§ Source extract:
□ □ □
Personal information
- Full name: Vukašin Poleksić
- Date of birth: 30 August 1982 (age 42)
- Place of birth: Nikšić, SFR Yugoslavia
- Height: 1.91 m (6 ft 3 in)
- Position(s): Goalkeeper

Senior career*
- Years: Team / Apps / (Gls)
- 1999–2003: Sutjeska Nikšić / 56 / (0)
- 2000: → Čelik Nikšić (loan) / 6 / (0)
- 2002–2003: → US Lecce (loan) / 0 / (0)
- 2003–2005: US Lecce / 8 / (0)
- 2005–2006: Sutjeska Nikšić / 12 / (0)
- 2006–2008: Tatabánya / 52 / (0)
- 2008–2014: Debrecen / 69 / (1)
- 2014: → Kecskemét (loan) / 10 / (0)
- 2014–2015: Pécs / 22 / (0)
- 2015–2016: Sutjeska Nikšić / 13 / (0)
- 2016–2017: Békéscsaba / 13 / (0)
- 2016–2017: → Vasas (loan) / 4 / (0)

International career^{‡}
- 2002: FR Yugoslavia / 1 / (0)
- 2007–2016: Montenegro / 38 / (0)

= Vukašin Poleksić =

Montenegrin footballer

Vukašin Poleksić (Serbian Cyrillic: Bукaшин Пoлeкcић, born 30 August 1982) is a Montenegrin retired football goalkeeper.
□ □ □
[Structured page-parsing data]
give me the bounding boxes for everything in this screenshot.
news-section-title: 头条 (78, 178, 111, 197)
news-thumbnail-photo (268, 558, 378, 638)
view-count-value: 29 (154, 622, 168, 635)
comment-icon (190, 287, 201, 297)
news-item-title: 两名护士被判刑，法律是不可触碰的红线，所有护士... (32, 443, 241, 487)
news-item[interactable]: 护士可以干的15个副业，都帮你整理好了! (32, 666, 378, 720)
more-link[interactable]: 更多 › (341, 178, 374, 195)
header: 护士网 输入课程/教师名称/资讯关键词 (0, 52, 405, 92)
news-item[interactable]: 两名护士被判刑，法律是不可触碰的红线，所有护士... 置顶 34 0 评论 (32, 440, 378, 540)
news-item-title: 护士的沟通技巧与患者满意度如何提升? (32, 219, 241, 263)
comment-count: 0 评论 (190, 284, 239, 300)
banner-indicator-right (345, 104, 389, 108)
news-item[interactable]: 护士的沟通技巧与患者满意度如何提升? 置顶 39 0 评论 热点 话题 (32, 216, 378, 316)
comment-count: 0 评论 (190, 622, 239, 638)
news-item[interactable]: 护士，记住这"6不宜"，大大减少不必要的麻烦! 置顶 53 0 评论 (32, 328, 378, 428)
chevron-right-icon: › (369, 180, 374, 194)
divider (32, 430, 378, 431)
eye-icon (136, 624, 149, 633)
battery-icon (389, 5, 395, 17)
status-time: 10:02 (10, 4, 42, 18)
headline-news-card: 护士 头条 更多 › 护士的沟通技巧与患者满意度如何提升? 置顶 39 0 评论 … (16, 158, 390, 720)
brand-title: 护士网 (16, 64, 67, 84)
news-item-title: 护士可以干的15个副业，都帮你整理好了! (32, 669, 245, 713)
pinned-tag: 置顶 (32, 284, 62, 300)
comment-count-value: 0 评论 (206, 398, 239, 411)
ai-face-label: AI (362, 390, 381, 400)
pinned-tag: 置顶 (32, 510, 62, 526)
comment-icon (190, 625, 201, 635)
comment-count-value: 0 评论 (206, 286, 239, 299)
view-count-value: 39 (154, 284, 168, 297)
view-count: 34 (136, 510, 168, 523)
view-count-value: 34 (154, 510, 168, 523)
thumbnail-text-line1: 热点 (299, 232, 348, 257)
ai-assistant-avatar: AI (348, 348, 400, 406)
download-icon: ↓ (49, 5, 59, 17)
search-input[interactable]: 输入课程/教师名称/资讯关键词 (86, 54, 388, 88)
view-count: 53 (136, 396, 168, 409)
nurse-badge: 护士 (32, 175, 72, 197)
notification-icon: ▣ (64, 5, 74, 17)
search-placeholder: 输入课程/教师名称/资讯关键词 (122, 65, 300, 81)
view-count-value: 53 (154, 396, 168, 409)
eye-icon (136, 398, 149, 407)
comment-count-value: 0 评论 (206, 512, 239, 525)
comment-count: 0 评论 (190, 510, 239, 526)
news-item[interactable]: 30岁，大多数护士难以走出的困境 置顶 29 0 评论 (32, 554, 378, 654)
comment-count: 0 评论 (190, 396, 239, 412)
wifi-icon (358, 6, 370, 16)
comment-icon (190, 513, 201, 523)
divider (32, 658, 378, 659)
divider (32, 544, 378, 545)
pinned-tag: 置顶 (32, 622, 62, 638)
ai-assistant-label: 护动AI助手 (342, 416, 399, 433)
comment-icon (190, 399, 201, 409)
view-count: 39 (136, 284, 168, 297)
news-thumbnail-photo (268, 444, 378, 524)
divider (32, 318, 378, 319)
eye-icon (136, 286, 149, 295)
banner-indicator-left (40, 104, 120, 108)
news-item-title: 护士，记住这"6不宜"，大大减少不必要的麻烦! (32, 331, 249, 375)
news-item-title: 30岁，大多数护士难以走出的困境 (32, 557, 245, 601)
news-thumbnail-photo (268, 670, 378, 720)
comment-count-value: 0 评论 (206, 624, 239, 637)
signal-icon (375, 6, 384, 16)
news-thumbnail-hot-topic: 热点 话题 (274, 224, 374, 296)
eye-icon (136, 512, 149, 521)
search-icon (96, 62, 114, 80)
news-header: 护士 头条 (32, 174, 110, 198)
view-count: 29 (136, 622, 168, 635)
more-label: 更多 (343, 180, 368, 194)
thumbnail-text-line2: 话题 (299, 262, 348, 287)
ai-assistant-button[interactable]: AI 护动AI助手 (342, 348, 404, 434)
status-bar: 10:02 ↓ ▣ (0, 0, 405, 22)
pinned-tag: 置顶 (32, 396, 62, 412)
□ □ □
§ Task requirements:
(a) State whether each of the following statements agrees with the Poleksić profile, answering yes or no and quoting the deciding words of the profile: (i) he was born in Nikšić; (ii) he scored a goal while at Debrecen; (iii) he made 52 appearances for Montenegro.
(b) Proceed with the Poleksić profile, writing on from its final sentence.
The listing has no connection to the Poleksić profile.

§ Expected responses:
(a)
(i) Yes: "Place of birth: Nikšić, SFR Yugoslavia".
(ii) Yes: "2008–2014: Debrecen / 69 / (1)".
(iii) No: "2007–2016: Montenegro / 38 / (0)".

(b)
==Club career==
Poleksić started his career at FK Sutjeska Nikšić, breaking into the first team in 2000. During this time he also spent time on loan at U.S. Lecce, and eventually joined them on a free transfer. After a brief second spell with FK Sutjeska Nikšić, he joined Hungarian Championship side FC Tatabánya. In 2007/08 he joined Debreceni VSC, and became their first-choice goalkeeper for the next 3 seasons.

On 24 June 2010 Poleksić was banned from all football activities until 30 June 2012 for failing to report an attempted match fixing. Investigations showed these attempts failed, and the offers had been rejected by Poleksić, however UEFA rules state all players and officials must report any match fixing attempt. On 5 May 2011 the Court of Arbitration for Sport rejected the appeal and upheld UEFA decision.

In 2014, he joined Kecskeméti TE on loan. After one season at Pécsi Mecsek FC, he returned to his hometown club FK Sutjeska Nikšić.

==International career==
In 2002, he made his debut for FR Yugoslavia against Ecuador. He continued his international career for the newly formed Montenegro making his debut in his country's first ever competitive match on 24 March 2007, a friendly against Hungary in Podgorica. He has earned a total of 38 caps, scoring no goals. His final international was a May 2016 friendly match against Turkey.